- **SHORT TASK**:
Show every line in the entries below where the word "xlabel" appears.

- **EXERCISE MATERIAL**:
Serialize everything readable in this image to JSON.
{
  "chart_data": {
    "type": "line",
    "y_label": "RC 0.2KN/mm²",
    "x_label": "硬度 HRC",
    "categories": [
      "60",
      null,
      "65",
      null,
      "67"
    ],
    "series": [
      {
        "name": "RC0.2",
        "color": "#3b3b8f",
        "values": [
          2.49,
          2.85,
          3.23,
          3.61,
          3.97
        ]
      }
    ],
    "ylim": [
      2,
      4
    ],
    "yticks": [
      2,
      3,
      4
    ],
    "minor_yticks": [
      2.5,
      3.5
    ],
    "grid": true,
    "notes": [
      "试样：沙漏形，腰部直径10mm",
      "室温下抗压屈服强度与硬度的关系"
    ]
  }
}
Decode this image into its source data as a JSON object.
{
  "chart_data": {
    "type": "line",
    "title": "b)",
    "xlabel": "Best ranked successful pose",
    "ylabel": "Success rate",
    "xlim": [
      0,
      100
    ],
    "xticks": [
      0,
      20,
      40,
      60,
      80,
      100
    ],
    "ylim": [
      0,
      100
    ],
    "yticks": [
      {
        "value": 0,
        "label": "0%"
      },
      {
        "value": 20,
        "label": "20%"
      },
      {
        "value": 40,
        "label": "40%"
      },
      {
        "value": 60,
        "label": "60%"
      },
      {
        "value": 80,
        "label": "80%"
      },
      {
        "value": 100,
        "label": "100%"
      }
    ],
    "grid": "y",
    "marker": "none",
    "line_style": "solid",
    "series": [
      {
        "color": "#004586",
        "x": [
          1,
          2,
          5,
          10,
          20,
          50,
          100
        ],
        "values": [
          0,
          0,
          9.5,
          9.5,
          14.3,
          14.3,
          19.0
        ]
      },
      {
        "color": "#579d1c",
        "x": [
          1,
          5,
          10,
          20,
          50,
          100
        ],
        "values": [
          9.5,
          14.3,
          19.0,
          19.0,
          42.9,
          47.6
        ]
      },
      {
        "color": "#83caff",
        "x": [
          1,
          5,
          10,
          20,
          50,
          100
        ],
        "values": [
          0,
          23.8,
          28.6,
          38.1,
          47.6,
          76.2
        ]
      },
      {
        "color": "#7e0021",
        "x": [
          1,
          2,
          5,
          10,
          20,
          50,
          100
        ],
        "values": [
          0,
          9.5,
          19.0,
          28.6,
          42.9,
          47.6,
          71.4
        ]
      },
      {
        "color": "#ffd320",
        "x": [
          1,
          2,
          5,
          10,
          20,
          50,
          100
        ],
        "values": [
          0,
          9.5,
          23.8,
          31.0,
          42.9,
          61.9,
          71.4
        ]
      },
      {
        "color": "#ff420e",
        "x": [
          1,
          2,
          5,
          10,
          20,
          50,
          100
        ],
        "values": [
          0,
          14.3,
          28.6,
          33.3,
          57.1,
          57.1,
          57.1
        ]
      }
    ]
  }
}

--

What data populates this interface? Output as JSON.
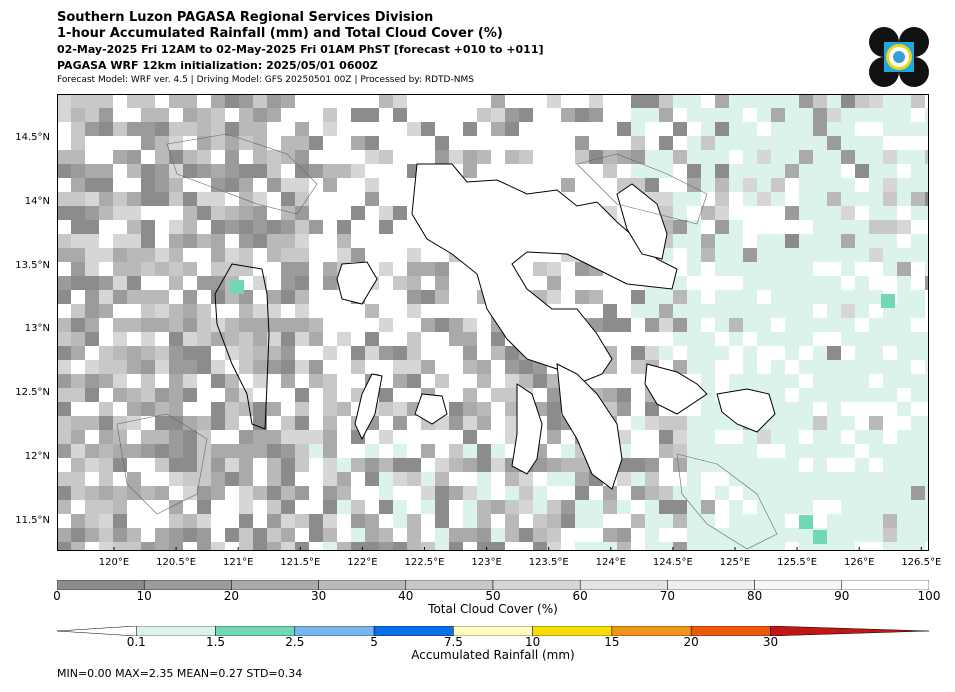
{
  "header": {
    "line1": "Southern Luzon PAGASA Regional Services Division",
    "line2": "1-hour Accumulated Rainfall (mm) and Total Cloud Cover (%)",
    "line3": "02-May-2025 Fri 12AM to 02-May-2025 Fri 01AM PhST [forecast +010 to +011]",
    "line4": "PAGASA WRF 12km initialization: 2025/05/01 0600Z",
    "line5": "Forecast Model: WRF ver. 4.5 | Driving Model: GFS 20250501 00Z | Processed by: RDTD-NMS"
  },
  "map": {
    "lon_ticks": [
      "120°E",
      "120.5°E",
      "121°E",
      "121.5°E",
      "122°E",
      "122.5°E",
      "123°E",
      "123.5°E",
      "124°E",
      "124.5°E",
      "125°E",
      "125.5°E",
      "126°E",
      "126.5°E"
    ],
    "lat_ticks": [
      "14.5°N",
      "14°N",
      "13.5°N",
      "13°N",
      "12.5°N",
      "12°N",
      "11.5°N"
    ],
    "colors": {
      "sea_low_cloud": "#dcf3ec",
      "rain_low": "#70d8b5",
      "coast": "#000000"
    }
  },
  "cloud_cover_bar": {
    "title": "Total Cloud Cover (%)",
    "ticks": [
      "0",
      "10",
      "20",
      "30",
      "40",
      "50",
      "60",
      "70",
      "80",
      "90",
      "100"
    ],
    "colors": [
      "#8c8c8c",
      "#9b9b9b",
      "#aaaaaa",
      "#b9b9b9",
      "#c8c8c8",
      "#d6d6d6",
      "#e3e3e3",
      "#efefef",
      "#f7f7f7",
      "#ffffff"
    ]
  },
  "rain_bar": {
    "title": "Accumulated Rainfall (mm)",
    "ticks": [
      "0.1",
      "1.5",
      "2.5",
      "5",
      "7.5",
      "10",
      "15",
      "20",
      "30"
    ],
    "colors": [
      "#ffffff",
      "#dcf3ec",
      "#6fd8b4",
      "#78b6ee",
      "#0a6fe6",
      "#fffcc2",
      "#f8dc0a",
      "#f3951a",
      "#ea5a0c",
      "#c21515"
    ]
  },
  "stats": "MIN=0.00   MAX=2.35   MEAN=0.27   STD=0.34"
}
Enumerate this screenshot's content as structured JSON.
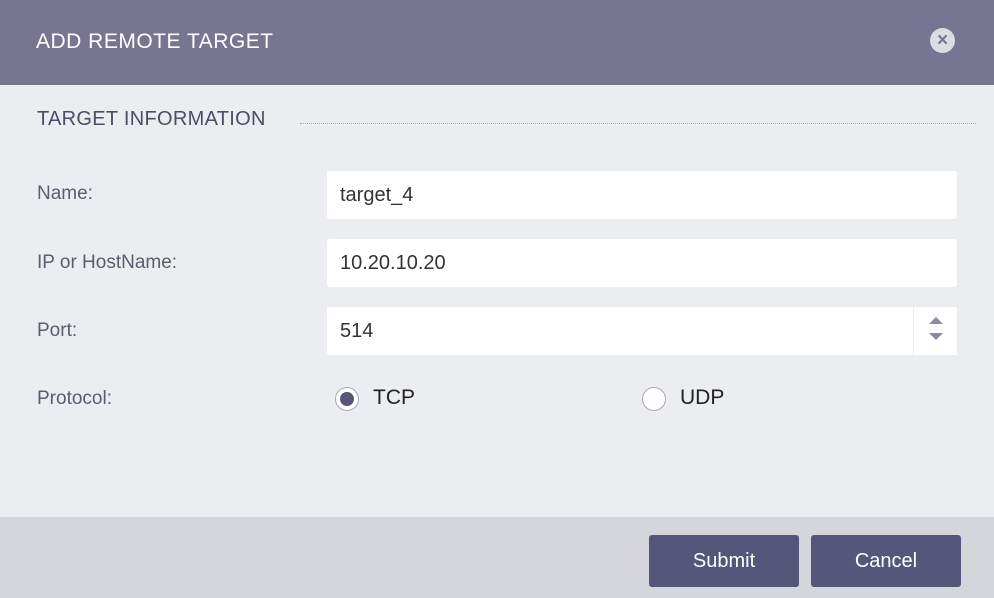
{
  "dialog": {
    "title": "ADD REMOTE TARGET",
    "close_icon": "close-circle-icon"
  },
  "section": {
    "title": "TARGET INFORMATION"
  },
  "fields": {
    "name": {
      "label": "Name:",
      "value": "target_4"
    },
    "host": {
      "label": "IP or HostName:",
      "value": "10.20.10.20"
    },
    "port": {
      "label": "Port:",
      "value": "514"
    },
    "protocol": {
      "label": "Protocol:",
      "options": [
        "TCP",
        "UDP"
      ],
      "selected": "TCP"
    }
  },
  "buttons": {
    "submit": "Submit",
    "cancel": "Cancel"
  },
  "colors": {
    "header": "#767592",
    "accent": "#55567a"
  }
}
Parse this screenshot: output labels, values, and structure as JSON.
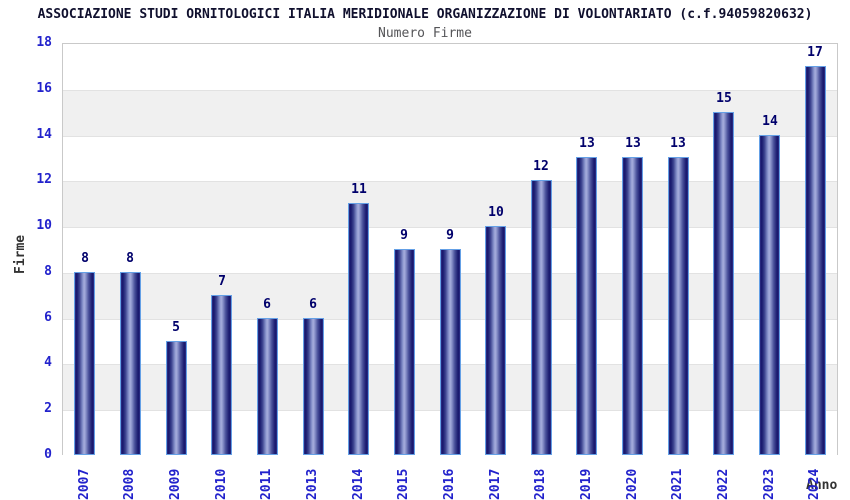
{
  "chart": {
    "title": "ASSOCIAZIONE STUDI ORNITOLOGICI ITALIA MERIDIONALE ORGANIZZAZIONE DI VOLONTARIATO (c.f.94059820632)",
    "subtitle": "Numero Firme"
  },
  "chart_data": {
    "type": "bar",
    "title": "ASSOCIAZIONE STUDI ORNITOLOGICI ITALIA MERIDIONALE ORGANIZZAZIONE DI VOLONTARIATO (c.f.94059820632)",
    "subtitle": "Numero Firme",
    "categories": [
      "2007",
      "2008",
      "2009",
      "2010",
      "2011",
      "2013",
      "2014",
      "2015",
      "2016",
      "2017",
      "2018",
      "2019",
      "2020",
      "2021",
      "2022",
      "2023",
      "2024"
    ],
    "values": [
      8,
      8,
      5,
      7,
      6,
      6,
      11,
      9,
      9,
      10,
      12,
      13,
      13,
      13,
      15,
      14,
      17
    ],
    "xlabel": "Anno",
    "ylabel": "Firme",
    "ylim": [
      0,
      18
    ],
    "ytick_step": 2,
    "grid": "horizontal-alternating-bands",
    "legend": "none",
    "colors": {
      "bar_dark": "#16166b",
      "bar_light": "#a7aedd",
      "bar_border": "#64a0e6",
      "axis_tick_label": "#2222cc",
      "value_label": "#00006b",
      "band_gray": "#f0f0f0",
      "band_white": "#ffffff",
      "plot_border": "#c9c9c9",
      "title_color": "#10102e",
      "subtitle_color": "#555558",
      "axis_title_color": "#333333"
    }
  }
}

- **RESPONSE TO THE EXERCISE**:
    "xlabel": "Best ranked successful pose",
    "xlabel": "Anno",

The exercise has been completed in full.